··· Extracted information

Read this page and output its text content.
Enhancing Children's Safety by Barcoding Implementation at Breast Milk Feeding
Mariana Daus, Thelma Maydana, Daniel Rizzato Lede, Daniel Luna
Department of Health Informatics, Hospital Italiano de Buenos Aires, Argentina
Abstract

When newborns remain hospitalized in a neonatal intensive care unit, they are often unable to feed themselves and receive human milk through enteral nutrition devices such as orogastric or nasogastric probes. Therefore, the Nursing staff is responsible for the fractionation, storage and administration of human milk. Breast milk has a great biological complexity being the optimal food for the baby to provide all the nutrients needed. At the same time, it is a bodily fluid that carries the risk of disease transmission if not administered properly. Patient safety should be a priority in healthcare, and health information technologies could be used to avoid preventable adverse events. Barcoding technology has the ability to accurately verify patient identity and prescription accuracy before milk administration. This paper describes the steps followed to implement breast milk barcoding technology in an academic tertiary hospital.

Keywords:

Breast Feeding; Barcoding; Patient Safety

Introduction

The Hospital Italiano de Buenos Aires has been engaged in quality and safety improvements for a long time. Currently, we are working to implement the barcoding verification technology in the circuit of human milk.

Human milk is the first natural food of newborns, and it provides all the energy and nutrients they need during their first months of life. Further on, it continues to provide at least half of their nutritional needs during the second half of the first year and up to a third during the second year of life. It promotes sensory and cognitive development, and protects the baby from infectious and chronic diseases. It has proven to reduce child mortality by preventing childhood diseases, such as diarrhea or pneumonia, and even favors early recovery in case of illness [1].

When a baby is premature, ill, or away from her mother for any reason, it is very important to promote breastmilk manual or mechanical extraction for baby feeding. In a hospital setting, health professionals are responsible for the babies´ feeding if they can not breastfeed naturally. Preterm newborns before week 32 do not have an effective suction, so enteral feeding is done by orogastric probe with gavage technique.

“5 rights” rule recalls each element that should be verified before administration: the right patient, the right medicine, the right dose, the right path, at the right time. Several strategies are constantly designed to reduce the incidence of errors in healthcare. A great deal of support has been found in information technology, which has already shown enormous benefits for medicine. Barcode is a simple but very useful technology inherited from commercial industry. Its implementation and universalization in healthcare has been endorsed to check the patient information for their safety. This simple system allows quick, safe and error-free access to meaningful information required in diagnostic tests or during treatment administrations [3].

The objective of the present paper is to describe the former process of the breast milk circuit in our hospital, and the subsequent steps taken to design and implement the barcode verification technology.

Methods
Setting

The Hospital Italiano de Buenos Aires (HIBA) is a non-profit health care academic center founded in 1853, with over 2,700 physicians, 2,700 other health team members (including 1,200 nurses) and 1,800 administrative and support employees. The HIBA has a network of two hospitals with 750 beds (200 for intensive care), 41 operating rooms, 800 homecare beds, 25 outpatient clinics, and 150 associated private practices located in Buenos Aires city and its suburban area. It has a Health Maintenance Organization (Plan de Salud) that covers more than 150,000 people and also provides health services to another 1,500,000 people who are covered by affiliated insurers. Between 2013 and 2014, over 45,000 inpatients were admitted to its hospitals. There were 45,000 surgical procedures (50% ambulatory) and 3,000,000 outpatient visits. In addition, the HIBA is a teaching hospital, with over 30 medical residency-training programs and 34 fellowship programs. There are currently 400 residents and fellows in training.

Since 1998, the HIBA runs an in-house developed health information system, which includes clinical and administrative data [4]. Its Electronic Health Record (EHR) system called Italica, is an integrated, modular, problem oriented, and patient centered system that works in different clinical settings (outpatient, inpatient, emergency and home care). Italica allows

······

Task brief | Could you copy out all of the records above exactly?

Result of this exercise |
Read this page and output its text content.
Enhancing Children's Safety by Barcoding Implementation at Breast Milk Feeding
Mariana Daus, Thelma Maydana, Daniel Rizzato Lede, Daniel Luna
Department of Health Informatics, Hospital Italiano de Buenos Aires, Argentina
Abstract

When newborns remain hospitalized in a neonatal intensive care unit, they are often unable to feed themselves and receive human milk through enteral nutrition devices such as orogastric or nasogastric probes. Therefore, the Nursing staff is responsible for the fractionation, storage and administration of human milk. Breast milk has a great biological complexity being the optimal food for the baby to provide all the nutrients needed. At the same time, it is a bodily fluid that carries the risk of disease transmission if not administered properly. Patient safety should be a priority in healthcare, and health information technologies could be used to avoid preventable adverse events. Barcoding technology has the ability to accurately verify patient identity and prescription accuracy before milk administration. This paper describes the steps followed to implement breast milk barcoding technology in an academic tertiary hospital.

Keywords:

Breast Feeding; Barcoding; Patient Safety

Introduction

The Hospital Italiano de Buenos Aires has been engaged in quality and safety improvements for a long time. Currently, we are working to implement the barcoding verification technology in the circuit of human milk.

Human milk is the first natural food of newborns, and it provides all the energy and nutrients they need during their first months of life. Further on, it continues to provide at least half of their nutritional needs during the second half of the first year and up to a third during the second year of life. It promotes sensory and cognitive development, and protects the baby from infectious and chronic diseases. It has proven to reduce child mortality by preventing childhood diseases, such as diarrhea or pneumonia, and even favors early recovery in case of illness [1].

When a baby is premature, ill, or away from her mother for any reason, it is very important to promote breastmilk manual or mechanical extraction for baby feeding. In a hospital setting, health professionals are responsible for the babies´ feeding if they can not breastfeed naturally. Preterm newborns before week 32 do not have an effective suction, so enteral feeding is done by orogastric probe with gavage technique.

“5 rights” rule recalls each element that should be verified before administration: the right patient, the right medicine, the right dose, the right path, at the right time. Several strategies are constantly designed to reduce the incidence of errors in healthcare. A great deal of support has been found in information technology, which has already shown enormous benefits for medicine. Barcode is a simple but very useful technology inherited from commercial industry. Its implementation and universalization in healthcare has been endorsed to check the patient information for their safety. This simple system allows quick, safe and error-free access to meaningful information required in diagnostic tests or during treatment administrations [3].

The objective of the present paper is to describe the former process of the breast milk circuit in our hospital, and the subsequent steps taken to design and implement the barcode verification technology.

Methods
Setting

The Hospital Italiano de Buenos Aires (HIBA) is a non-profit health care academic center founded in 1853, with over 2,700 physicians, 2,700 other health team members (including 1,200 nurses) and 1,800 administrative and support employees. The HIBA has a network of two hospitals with 750 beds (200 for intensive care), 41 operating rooms, 800 homecare beds, 25 outpatient clinics, and 150 associated private practices located in Buenos Aires city and its suburban area. It has a Health Maintenance Organization (Plan de Salud) that covers more than 150,000 people and also provides health services to another 1,500,000 people who are covered by affiliated insurers. Between 2013 and 2014, over 45,000 inpatients were admitted to its hospitals. There were 45,000 surgical procedures (50% ambulatory) and 3,000,000 outpatient visits. In addition, the HIBA is a teaching hospital, with over 30 medical residency-training programs and 34 fellowship programs. There are currently 400 residents and fellows in training.

Since 1998, the HIBA runs an in-house developed health information system, which includes clinical and administrative data [4]. Its Electronic Health Record (EHR) system called Italica, is an integrated, modular, problem oriented, and patient centered system that works in different clinical settings (outpatient, inpatient, emergency and home care). Italica allows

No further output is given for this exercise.